Data supplied:
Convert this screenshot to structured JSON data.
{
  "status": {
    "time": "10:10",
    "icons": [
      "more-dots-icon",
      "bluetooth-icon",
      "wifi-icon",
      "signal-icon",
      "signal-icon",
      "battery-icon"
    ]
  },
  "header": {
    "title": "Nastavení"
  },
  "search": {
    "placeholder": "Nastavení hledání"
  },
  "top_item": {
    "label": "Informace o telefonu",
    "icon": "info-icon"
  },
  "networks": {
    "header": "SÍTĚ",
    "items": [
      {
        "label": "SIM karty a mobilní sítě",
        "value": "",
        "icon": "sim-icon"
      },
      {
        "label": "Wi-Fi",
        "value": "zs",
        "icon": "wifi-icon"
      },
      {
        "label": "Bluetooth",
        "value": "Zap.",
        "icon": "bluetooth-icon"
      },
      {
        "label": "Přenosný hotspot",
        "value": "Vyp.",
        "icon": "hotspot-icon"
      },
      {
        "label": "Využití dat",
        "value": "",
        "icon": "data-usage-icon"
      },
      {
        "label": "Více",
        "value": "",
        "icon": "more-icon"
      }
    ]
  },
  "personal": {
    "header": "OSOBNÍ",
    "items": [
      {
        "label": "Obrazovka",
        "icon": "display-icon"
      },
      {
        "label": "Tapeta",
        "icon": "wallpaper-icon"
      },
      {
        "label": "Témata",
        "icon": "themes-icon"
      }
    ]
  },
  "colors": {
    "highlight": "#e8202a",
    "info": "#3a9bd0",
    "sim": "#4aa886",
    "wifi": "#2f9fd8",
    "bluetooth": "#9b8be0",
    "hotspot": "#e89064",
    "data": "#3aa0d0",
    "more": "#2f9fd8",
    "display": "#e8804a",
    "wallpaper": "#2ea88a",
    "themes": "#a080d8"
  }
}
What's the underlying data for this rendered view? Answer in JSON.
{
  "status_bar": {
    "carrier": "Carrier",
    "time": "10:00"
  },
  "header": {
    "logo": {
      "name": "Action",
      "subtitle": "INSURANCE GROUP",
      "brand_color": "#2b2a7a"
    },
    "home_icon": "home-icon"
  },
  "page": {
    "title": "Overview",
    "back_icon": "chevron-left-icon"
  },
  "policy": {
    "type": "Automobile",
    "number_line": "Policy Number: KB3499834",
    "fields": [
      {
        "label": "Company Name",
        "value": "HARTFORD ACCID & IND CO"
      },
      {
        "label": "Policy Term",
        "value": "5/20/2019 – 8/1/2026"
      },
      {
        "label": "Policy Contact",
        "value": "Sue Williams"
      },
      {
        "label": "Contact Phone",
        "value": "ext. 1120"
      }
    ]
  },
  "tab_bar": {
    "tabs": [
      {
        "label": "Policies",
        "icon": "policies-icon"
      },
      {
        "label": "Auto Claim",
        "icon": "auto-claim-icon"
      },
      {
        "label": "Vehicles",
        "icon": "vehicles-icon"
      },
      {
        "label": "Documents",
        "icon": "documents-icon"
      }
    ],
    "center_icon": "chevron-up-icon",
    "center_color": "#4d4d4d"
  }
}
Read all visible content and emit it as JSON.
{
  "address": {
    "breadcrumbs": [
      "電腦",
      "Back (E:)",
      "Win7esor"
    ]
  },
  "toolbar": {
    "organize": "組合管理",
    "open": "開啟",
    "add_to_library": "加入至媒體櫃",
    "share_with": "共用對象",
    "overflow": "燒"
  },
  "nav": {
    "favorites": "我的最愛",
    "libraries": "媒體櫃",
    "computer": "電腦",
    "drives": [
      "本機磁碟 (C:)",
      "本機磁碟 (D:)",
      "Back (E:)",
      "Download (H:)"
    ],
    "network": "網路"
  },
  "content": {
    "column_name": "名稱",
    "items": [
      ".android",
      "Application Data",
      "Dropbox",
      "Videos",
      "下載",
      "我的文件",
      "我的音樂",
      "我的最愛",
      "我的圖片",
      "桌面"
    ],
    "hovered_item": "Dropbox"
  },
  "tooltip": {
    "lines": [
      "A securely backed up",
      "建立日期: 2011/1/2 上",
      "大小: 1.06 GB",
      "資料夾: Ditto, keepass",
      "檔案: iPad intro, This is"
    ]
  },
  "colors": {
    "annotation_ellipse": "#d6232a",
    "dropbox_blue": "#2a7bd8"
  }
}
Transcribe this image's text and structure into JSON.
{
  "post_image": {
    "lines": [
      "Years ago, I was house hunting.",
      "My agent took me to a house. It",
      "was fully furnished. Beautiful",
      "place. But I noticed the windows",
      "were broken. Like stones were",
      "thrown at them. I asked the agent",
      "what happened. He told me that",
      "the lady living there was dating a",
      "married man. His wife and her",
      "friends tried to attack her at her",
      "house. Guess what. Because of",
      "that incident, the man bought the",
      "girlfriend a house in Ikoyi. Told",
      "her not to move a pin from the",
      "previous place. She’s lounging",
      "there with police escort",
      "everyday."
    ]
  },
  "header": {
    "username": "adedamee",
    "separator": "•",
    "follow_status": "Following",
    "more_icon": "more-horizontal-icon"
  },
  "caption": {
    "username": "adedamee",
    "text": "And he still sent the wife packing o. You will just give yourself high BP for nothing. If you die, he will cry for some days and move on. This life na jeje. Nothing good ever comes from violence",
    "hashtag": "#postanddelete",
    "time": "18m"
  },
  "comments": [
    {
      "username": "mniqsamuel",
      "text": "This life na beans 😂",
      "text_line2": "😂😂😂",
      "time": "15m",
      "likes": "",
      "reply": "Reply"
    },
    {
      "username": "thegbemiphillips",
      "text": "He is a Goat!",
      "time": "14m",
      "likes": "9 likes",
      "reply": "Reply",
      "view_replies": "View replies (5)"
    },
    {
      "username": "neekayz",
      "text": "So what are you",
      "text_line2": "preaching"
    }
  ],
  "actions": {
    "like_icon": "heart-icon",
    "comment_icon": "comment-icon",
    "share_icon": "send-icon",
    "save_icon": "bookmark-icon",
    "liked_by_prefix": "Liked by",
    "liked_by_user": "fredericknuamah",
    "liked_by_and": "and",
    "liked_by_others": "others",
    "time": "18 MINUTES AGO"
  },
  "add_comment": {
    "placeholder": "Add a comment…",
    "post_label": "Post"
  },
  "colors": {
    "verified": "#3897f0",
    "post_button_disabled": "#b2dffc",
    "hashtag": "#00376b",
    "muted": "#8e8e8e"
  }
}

Exercise prompt: Your task is to return the full listing exactly as it was given.

Right answer:
Convert this screenshot to structured JSON data.
{
  "status": {
    "time": "10:10",
    "icons": [
      "more-dots-icon",
      "bluetooth-icon",
      "wifi-icon",
      "signal-icon",
      "signal-icon",
      "battery-icon"
    ]
  },
  "header": {
    "title": "Nastavení"
  },
  "search": {
    "placeholder": "Nastavení hledání"
  },
  "top_item": {
    "label": "Informace o telefonu",
    "icon": "info-icon"
  },
  "networks": {
    "header": "SÍTĚ",
    "items": [
      {
        "label": "SIM karty a mobilní sítě",
        "value": "",
        "icon": "sim-icon"
      },
      {
        "label": "Wi-Fi",
        "value": "zs",
        "icon": "wifi-icon"
      },
      {
        "label": "Bluetooth",
        "value": "Zap.",
        "icon": "bluetooth-icon"
      },
      {
        "label": "Přenosný hotspot",
        "value": "Vyp.",
        "icon": "hotspot-icon"
      },
      {
        "label": "Využití dat",
        "value": "",
        "icon": "data-usage-icon"
      },
      {
        "label": "Více",
        "value": "",
        "icon": "more-icon"
      }
    ]
  },
  "personal": {
    "header": "OSOBNÍ",
    "items": [
      {
        "label": "Obrazovka",
        "icon": "display-icon"
      },
      {
        "label": "Tapeta",
        "icon": "wallpaper-icon"
      },
      {
        "label": "Témata",
        "icon": "themes-icon"
      }
    ]
  },
  "colors": {
    "highlight": "#e8202a",
    "info": "#3a9bd0",
    "sim": "#4aa886",
    "wifi": "#2f9fd8",
    "bluetooth": "#9b8be0",
    "hotspot": "#e89064",
    "data": "#3aa0d0",
    "more": "#2f9fd8",
    "display": "#e8804a",
    "wallpaper": "#2ea88a",
    "themes": "#a080d8"
  }
}
What's the underlying data for this rendered view? Answer in JSON.
{
  "status_bar": {
    "carrier": "Carrier",
    "time": "10:00"
  },
  "header": {
    "logo": {
      "name": "Action",
      "subtitle": "INSURANCE GROUP",
      "brand_color": "#2b2a7a"
    },
    "home_icon": "home-icon"
  },
  "page": {
    "title": "Overview",
    "back_icon": "chevron-left-icon"
  },
  "policy": {
    "type": "Automobile",
    "number_line": "Policy Number: KB3499834",
    "fields": [
      {
        "label": "Company Name",
        "value": "HARTFORD ACCID & IND CO"
      },
      {
        "label": "Policy Term",
        "value": "5/20/2019 – 8/1/2026"
      },
      {
        "label": "Policy Contact",
        "value": "Sue Williams"
      },
      {
        "label": "Contact Phone",
        "value": "ext. 1120"
      }
    ]
  },
  "tab_bar": {
    "tabs": [
      {
        "label": "Policies",
        "icon": "policies-icon"
      },
      {
        "label": "Auto Claim",
        "icon": "auto-claim-icon"
      },
      {
        "label": "Vehicles",
        "icon": "vehicles-icon"
      },
      {
        "label": "Documents",
        "icon": "documents-icon"
      }
    ],
    "center_icon": "chevron-up-icon",
    "center_color": "#4d4d4d"
  }
}
Read all visible content and emit it as JSON.
{
  "address": {
    "breadcrumbs": [
      "電腦",
      "Back (E:)",
      "Win7esor"
    ]
  },
  "toolbar": {
    "organize": "組合管理",
    "open": "開啟",
    "add_to_library": "加入至媒體櫃",
    "share_with": "共用對象",
    "overflow": "燒"
  },
  "nav": {
    "favorites": "我的最愛",
    "libraries": "媒體櫃",
    "computer": "電腦",
    "drives": [
      "本機磁碟 (C:)",
      "本機磁碟 (D:)",
      "Back (E:)",
      "Download (H:)"
    ],
    "network": "網路"
  },
  "content": {
    "column_name": "名稱",
    "items": [
      ".android",
      "Application Data",
      "Dropbox",
      "Videos",
      "下載",
      "我的文件",
      "我的音樂",
      "我的最愛",
      "我的圖片",
      "桌面"
    ],
    "hovered_item": "Dropbox"
  },
  "tooltip": {
    "lines": [
      "A securely backed up",
      "建立日期: 2011/1/2 上",
      "大小: 1.06 GB",
      "資料夾: Ditto, keepass",
      "檔案: iPad intro, This is"
    ]
  },
  "colors": {
    "annotation_ellipse": "#d6232a",
    "dropbox_blue": "#2a7bd8"
  }
}
Transcribe this image's text and structure into JSON.
{
  "post_image": {
    "lines": [
      "Years ago, I was house hunting.",
      "My agent took me to a house. It",
      "was fully furnished. Beautiful",
      "place. But I noticed the windows",
      "were broken. Like stones were",
      "thrown at them. I asked the agent",
      "what happened. He told me that",
      "the lady living there was dating a",
      "married man. His wife and her",
      "friends tried to attack her at her",
      "house. Guess what. Because of",
      "that incident, the man bought the",
      "girlfriend a house in Ikoyi. Told",
      "her not to move a pin from the",
      "previous place. She’s lounging",
      "there with police escort",
      "everyday."
    ]
  },
  "header": {
    "username": "adedamee",
    "separator": "•",
    "follow_status": "Following",
    "more_icon": "more-horizontal-icon"
  },
  "caption": {
    "username": "adedamee",
    "text": "And he still sent the wife packing o. You will just give yourself high BP for nothing. If you die, he will cry for some days and move on. This life na jeje. Nothing good ever comes from violence",
    "hashtag": "#postanddelete",
    "time": "18m"
  },
  "comments": [
    {
      "username": "mniqsamuel",
      "text": "This life na beans 😂",
      "text_line2": "😂😂😂",
      "time": "15m",
      "likes": "",
      "reply": "Reply"
    },
    {
      "username": "thegbemiphillips",
      "text": "He is a Goat!",
      "time": "14m",
      "likes": "9 likes",
      "reply": "Reply",
      "view_replies": "View replies (5)"
    },
    {
      "username": "neekayz",
      "text": "So what are you",
      "text_line2": "preaching"
    }
  ],
  "actions": {
    "like_icon": "heart-icon",
    "comment_icon": "comment-icon",
    "share_icon": "send-icon",
    "save_icon": "bookmark-icon",
    "liked_by_prefix": "Liked by",
    "liked_by_user": "fredericknuamah",
    "liked_by_and": "and",
    "liked_by_others": "others",
    "time": "18 MINUTES AGO"
  },
  "add_comment": {
    "placeholder": "Add a comment…",
    "post_label": "Post"
  },
  "colors": {
    "verified": "#3897f0",
    "post_button_disabled": "#b2dffc",
    "hashtag": "#00376b",
    "muted": "#8e8e8e"
  }
}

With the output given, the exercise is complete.